Your task is to give the listing below back word for word, pictures excluded.

(Saved data entries)
....

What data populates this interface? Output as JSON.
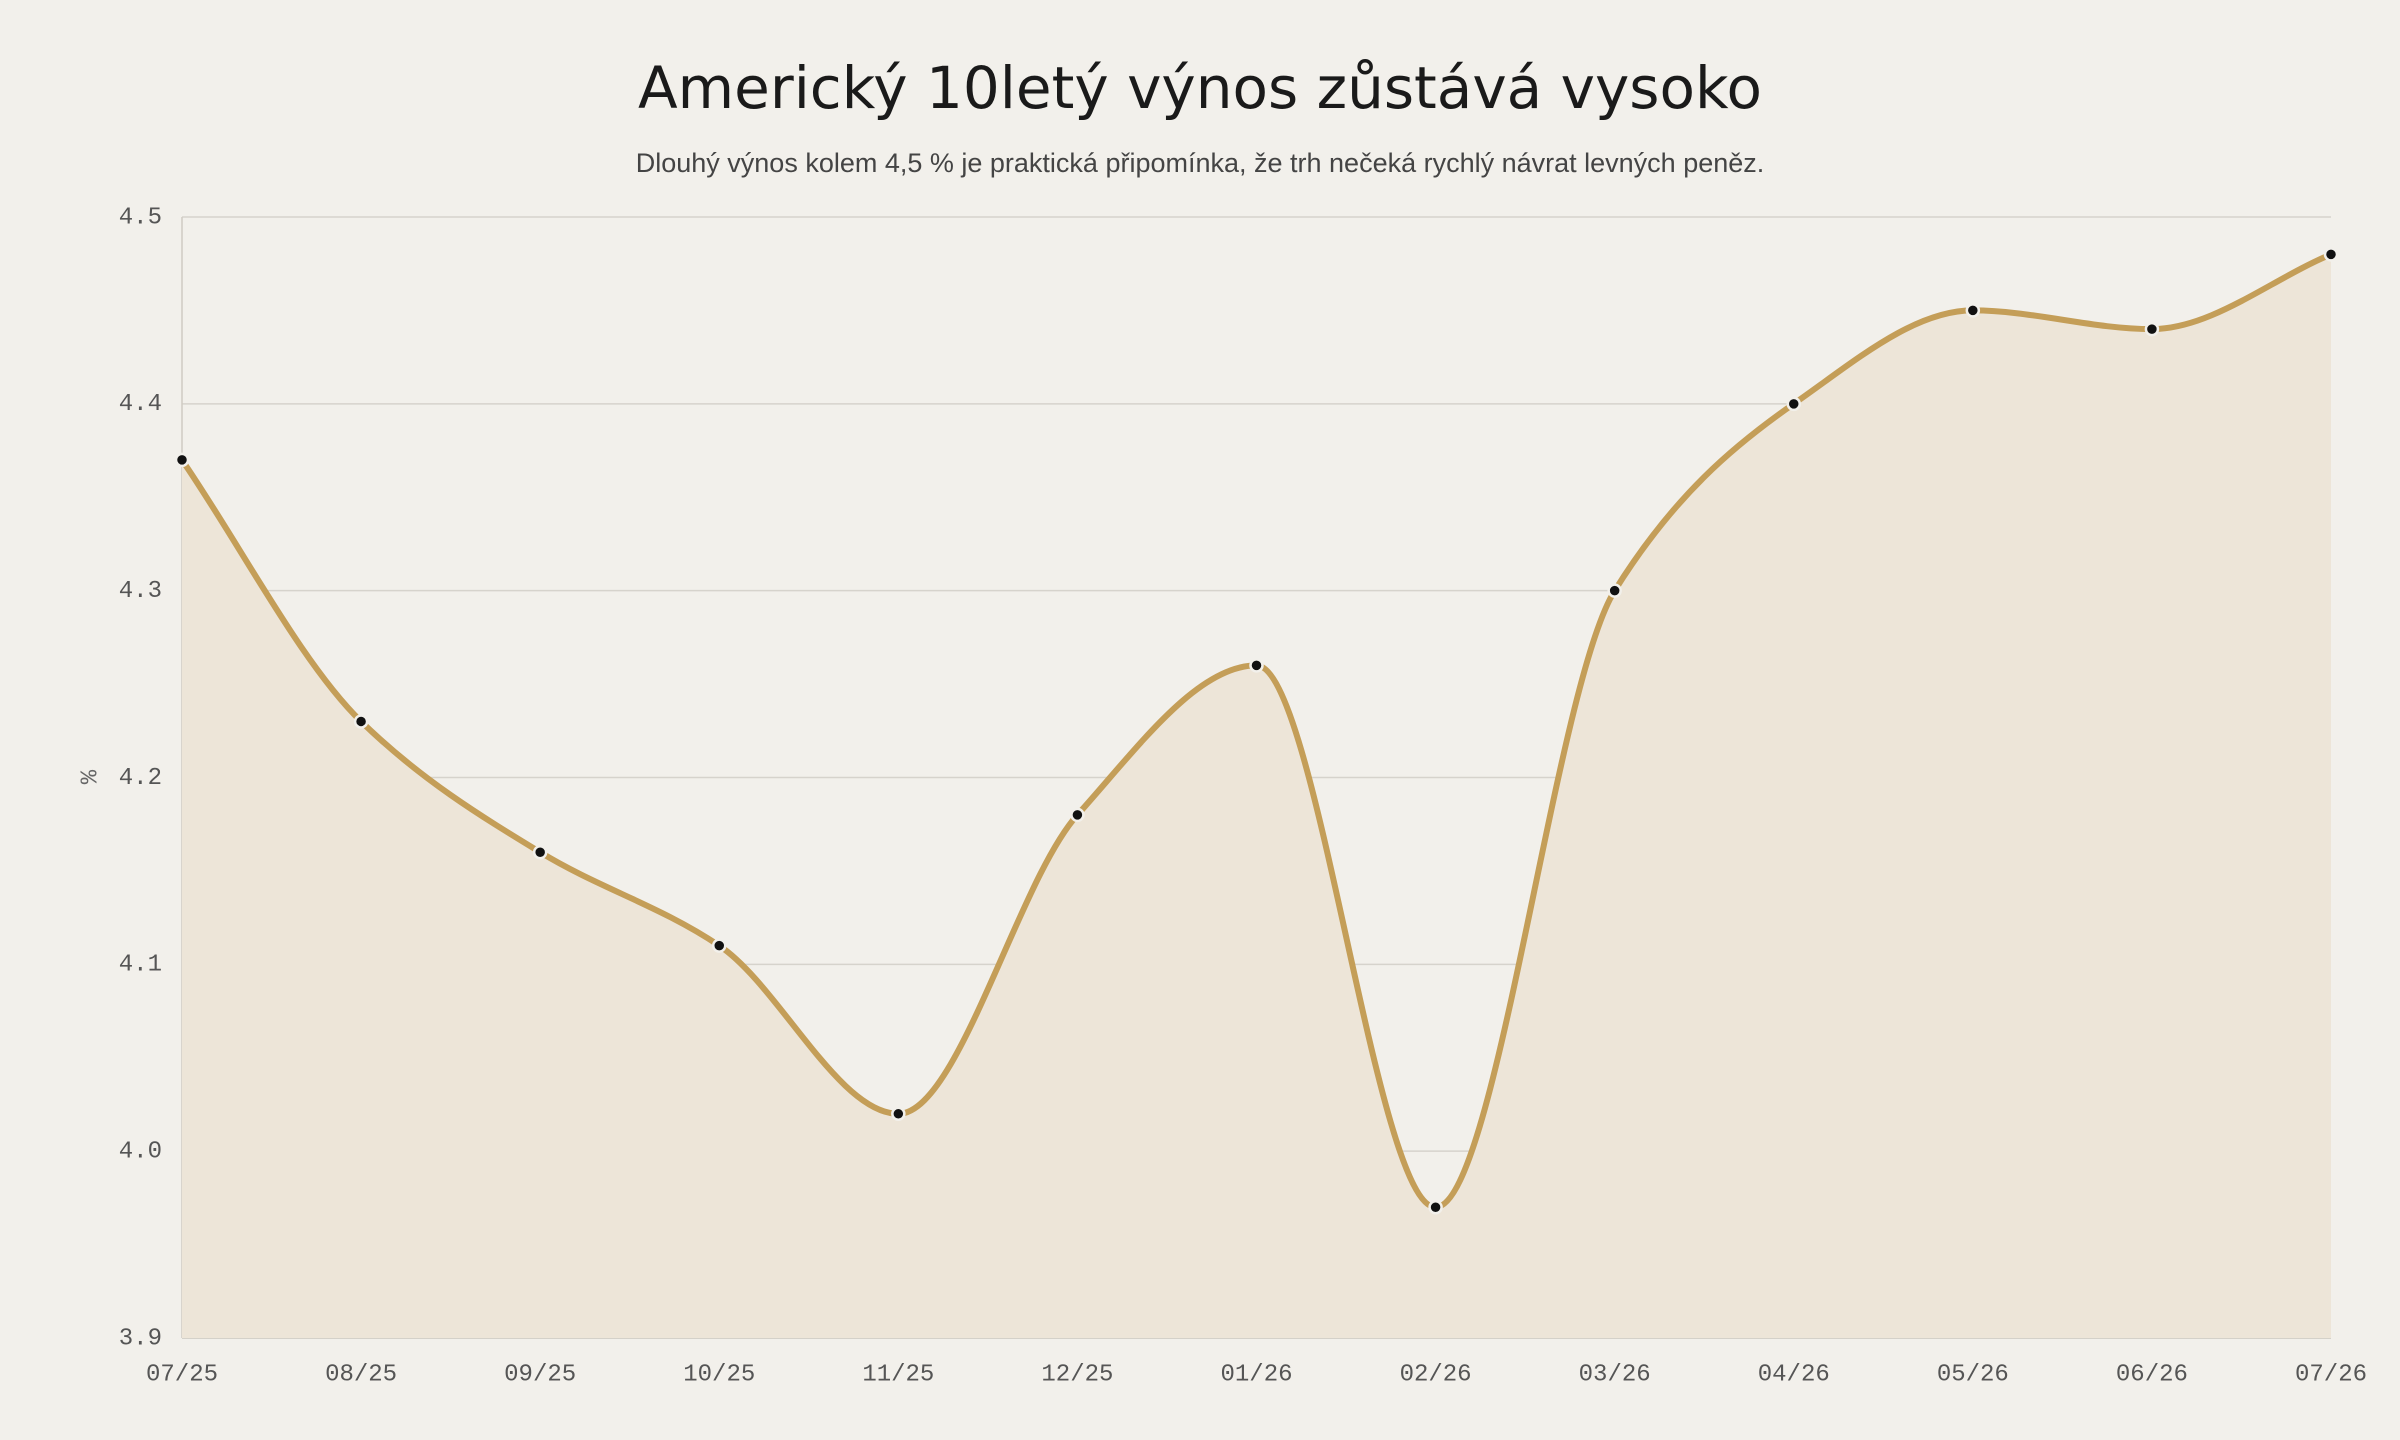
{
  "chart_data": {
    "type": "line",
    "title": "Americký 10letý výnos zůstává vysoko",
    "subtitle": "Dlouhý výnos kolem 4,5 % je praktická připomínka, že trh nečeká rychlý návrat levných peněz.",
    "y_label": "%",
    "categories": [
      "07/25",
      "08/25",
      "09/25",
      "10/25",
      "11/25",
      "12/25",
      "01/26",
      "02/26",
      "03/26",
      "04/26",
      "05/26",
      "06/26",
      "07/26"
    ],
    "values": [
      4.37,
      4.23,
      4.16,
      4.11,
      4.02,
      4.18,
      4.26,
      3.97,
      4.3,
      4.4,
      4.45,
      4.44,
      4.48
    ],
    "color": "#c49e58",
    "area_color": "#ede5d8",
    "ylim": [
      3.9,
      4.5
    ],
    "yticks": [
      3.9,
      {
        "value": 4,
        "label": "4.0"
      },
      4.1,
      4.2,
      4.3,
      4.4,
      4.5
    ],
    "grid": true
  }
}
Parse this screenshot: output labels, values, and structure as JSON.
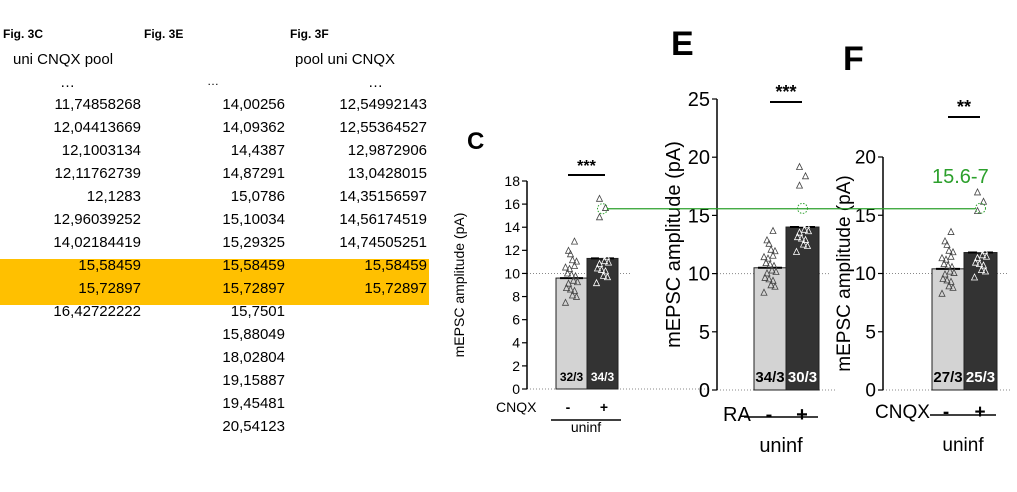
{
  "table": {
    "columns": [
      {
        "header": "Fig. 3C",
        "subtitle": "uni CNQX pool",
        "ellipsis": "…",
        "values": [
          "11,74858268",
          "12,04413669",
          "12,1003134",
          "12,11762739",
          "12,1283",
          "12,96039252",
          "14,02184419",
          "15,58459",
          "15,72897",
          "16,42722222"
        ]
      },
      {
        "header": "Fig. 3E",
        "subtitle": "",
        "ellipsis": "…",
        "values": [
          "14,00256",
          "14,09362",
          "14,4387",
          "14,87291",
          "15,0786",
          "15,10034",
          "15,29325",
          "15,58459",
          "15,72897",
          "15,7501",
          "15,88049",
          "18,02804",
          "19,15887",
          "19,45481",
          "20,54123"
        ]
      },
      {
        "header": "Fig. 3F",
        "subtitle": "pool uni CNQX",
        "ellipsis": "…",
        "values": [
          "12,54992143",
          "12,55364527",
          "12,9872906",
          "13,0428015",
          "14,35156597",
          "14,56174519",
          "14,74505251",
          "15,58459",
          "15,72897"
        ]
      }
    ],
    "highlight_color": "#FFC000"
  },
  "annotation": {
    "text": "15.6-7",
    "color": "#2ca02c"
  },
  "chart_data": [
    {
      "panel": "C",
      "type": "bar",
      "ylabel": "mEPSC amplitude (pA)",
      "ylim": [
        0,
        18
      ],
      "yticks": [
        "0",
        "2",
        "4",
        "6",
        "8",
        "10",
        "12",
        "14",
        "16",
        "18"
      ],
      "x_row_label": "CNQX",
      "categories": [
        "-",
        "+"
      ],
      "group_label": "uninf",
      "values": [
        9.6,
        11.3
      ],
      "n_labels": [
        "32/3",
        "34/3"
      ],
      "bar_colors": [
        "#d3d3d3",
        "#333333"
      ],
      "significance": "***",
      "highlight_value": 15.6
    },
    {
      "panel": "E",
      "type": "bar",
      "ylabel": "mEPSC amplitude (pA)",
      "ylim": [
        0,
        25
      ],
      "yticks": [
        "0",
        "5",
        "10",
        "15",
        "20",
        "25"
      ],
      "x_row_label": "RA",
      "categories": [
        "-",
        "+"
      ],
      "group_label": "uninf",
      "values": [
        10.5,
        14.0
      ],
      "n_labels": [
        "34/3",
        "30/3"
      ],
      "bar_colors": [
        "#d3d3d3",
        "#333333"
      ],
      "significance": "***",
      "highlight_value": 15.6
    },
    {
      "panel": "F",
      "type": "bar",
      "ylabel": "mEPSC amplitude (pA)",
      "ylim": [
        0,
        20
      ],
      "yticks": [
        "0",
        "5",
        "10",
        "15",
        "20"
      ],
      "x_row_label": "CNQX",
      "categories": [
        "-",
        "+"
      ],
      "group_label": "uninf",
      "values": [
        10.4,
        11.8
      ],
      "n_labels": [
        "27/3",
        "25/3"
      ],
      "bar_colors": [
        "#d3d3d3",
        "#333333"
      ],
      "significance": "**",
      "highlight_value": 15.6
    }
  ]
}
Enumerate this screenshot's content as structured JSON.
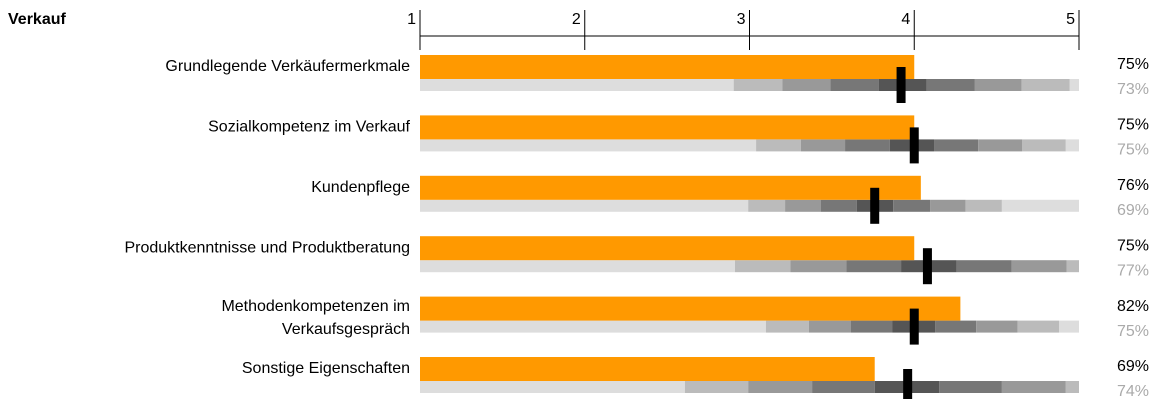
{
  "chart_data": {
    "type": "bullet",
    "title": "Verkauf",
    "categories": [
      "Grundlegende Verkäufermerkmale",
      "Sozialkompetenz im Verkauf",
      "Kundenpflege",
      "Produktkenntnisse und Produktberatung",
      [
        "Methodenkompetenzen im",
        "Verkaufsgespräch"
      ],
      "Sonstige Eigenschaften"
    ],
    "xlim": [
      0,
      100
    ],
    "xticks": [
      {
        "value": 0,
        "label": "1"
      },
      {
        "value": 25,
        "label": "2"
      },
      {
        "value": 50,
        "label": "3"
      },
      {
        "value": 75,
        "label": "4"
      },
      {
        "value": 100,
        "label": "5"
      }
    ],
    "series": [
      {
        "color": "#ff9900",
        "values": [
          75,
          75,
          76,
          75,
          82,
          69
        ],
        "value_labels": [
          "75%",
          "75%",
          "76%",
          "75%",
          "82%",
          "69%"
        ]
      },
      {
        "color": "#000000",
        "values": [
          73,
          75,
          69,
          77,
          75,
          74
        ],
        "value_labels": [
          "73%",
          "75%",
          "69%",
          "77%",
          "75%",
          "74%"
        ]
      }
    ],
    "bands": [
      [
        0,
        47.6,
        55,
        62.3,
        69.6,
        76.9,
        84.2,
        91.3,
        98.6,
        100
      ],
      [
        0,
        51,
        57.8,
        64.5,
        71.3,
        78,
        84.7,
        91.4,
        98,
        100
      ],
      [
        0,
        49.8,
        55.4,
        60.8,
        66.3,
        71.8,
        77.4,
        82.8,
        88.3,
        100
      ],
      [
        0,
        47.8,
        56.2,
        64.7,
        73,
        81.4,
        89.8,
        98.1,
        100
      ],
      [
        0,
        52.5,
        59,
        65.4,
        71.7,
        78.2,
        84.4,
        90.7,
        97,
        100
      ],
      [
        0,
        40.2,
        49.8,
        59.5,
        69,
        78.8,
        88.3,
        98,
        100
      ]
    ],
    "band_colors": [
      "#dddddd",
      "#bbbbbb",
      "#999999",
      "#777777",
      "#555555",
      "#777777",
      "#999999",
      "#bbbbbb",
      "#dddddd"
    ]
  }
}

....

(Answer in full)
What data populates this interface? Output as JSON.
{
  "chart_data": {
    "type": "line",
    "title": "Americký 10letý výnos zůstává vysoko",
    "subtitle": "Dlouhý výnos kolem 4,5 % je praktická připomínka, že trh nečeká rychlý návrat levných peněz.",
    "y_label": "%",
    "categories": [
      "07/25",
      "08/25",
      "09/25",
      "10/25",
      "11/25",
      "12/25",
      "01/26",
      "02/26",
      "03/26",
      "04/26",
      "05/26",
      "06/26",
      "07/26"
    ],
    "values": [
      4.37,
      4.23,
      4.16,
      4.11,
      4.02,
      4.18,
      4.26,
      3.97,
      4.3,
      4.4,
      4.45,
      4.44,
      4.48
    ],
    "color": "#c49e58",
    "area_color": "#ede5d8",
    "ylim": [
      3.9,
      4.5
    ],
    "yticks": [
      3.9,
      {
        "value": 4,
        "label": "4.0"
      },
      4.1,
      4.2,
      4.3,
      4.4,
      4.5
    ],
    "grid": true
  }
}
Parse this screenshot: output labels, values, and structure as JSON.
{
  "table": {
    "columns": [
      {
        "header": "Fig. 3C",
        "subtitle": "uni CNQX pool",
        "ellipsis": "…",
        "values": [
          "11,74858268",
          "12,04413669",
          "12,1003134",
          "12,11762739",
          "12,1283",
          "12,96039252",
          "14,02184419",
          "15,58459",
          "15,72897",
          "16,42722222"
        ]
      },
      {
        "header": "Fig. 3E",
        "subtitle": "",
        "ellipsis": "…",
        "values": [
          "14,00256",
          "14,09362",
          "14,4387",
          "14,87291",
          "15,0786",
          "15,10034",
          "15,29325",
          "15,58459",
          "15,72897",
          "15,7501",
          "15,88049",
          "18,02804",
          "19,15887",
          "19,45481",
          "20,54123"
        ]
      },
      {
        "header": "Fig. 3F",
        "subtitle": "pool uni CNQX",
        "ellipsis": "…",
        "values": [
          "12,54992143",
          "12,55364527",
          "12,9872906",
          "13,0428015",
          "14,35156597",
          "14,56174519",
          "14,74505251",
          "15,58459",
          "15,72897"
        ]
      }
    ],
    "highlight_color": "#FFC000"
  },
  "annotation": {
    "text": "15.6-7",
    "color": "#2ca02c"
  },
  "chart_data": [
    {
      "panel": "C",
      "type": "bar",
      "ylabel": "mEPSC amplitude (pA)",
      "ylim": [
        0,
        18
      ],
      "yticks": [
        "0",
        "2",
        "4",
        "6",
        "8",
        "10",
        "12",
        "14",
        "16",
        "18"
      ],
      "x_row_label": "CNQX",
      "categories": [
        "-",
        "+"
      ],
      "group_label": "uninf",
      "values": [
        9.6,
        11.3
      ],
      "n_labels": [
        "32/3",
        "34/3"
      ],
      "bar_colors": [
        "#d3d3d3",
        "#333333"
      ],
      "significance": "***",
      "highlight_value": 15.6
    },
    {
      "panel": "E",
      "type": "bar",
      "ylabel": "mEPSC amplitude (pA)",
      "ylim": [
        0,
        25
      ],
      "yticks": [
        "0",
        "5",
        "10",
        "15",
        "20",
        "25"
      ],
      "x_row_label": "RA",
      "categories": [
        "-",
        "+"
      ],
      "group_label": "uninf",
      "values": [
        10.5,
        14.0
      ],
      "n_labels": [
        "34/3",
        "30/3"
      ],
      "bar_colors": [
        "#d3d3d3",
        "#333333"
      ],
      "significance": "***",
      "highlight_value": 15.6
    },
    {
      "panel": "F",
      "type": "bar",
      "ylabel": "mEPSC amplitude (pA)",
      "ylim": [
        0,
        20
      ],
      "yticks": [
        "0",
        "5",
        "10",
        "15",
        "20"
      ],
      "x_row_label": "CNQX",
      "categories": [
        "-",
        "+"
      ],
      "group_label": "uninf",
      "values": [
        10.4,
        11.8
      ],
      "n_labels": [
        "27/3",
        "25/3"
      ],
      "bar_colors": [
        "#d3d3d3",
        "#333333"
      ],
      "significance": "**",
      "highlight_value": 15.6
    }
  ]
}
Enumerate this screenshot's content as structured JSON.
{
  "chart_data": {
    "type": "bullet",
    "title": "Verkauf",
    "categories": [
      "Grundlegende Verkäufermerkmale",
      "Sozialkompetenz im Verkauf",
      "Kundenpflege",
      "Produktkenntnisse und Produktberatung",
      [
        "Methodenkompetenzen im",
        "Verkaufsgespräch"
      ],
      "Sonstige Eigenschaften"
    ],
    "xlim": [
      0,
      100
    ],
    "xticks": [
      {
        "value": 0,
        "label": "1"
      },
      {
        "value": 25,
        "label": "2"
      },
      {
        "value": 50,
        "label": "3"
      },
      {
        "value": 75,
        "label": "4"
      },
      {
        "value": 100,
        "label": "5"
      }
    ],
    "series": [
      {
        "color": "#ff9900",
        "values": [
          75,
          75,
          76,
          75,
          82,
          69
        ],
        "value_labels": [
          "75%",
          "75%",
          "76%",
          "75%",
          "82%",
          "69%"
        ]
      },
      {
        "color": "#000000",
        "values": [
          73,
          75,
          69,
          77,
          75,
          74
        ],
        "value_labels": [
          "73%",
          "75%",
          "69%",
          "77%",
          "75%",
          "74%"
        ]
      }
    ],
    "bands": [
      [
        0,
        47.6,
        55,
        62.3,
        69.6,
        76.9,
        84.2,
        91.3,
        98.6,
        100
      ],
      [
        0,
        51,
        57.8,
        64.5,
        71.3,
        78,
        84.7,
        91.4,
        98,
        100
      ],
      [
        0,
        49.8,
        55.4,
        60.8,
        66.3,
        71.8,
        77.4,
        82.8,
        88.3,
        100
      ],
      [
        0,
        47.8,
        56.2,
        64.7,
        73,
        81.4,
        89.8,
        98.1,
        100
      ],
      [
        0,
        52.5,
        59,
        65.4,
        71.7,
        78.2,
        84.4,
        90.7,
        97,
        100
      ],
      [
        0,
        40.2,
        49.8,
        59.5,
        69,
        78.8,
        88.3,
        98,
        100
      ]
    ],
    "band_colors": [
      "#dddddd",
      "#bbbbbb",
      "#999999",
      "#777777",
      "#555555",
      "#777777",
      "#999999",
      "#bbbbbb",
      "#dddddd"
    ]
  }
}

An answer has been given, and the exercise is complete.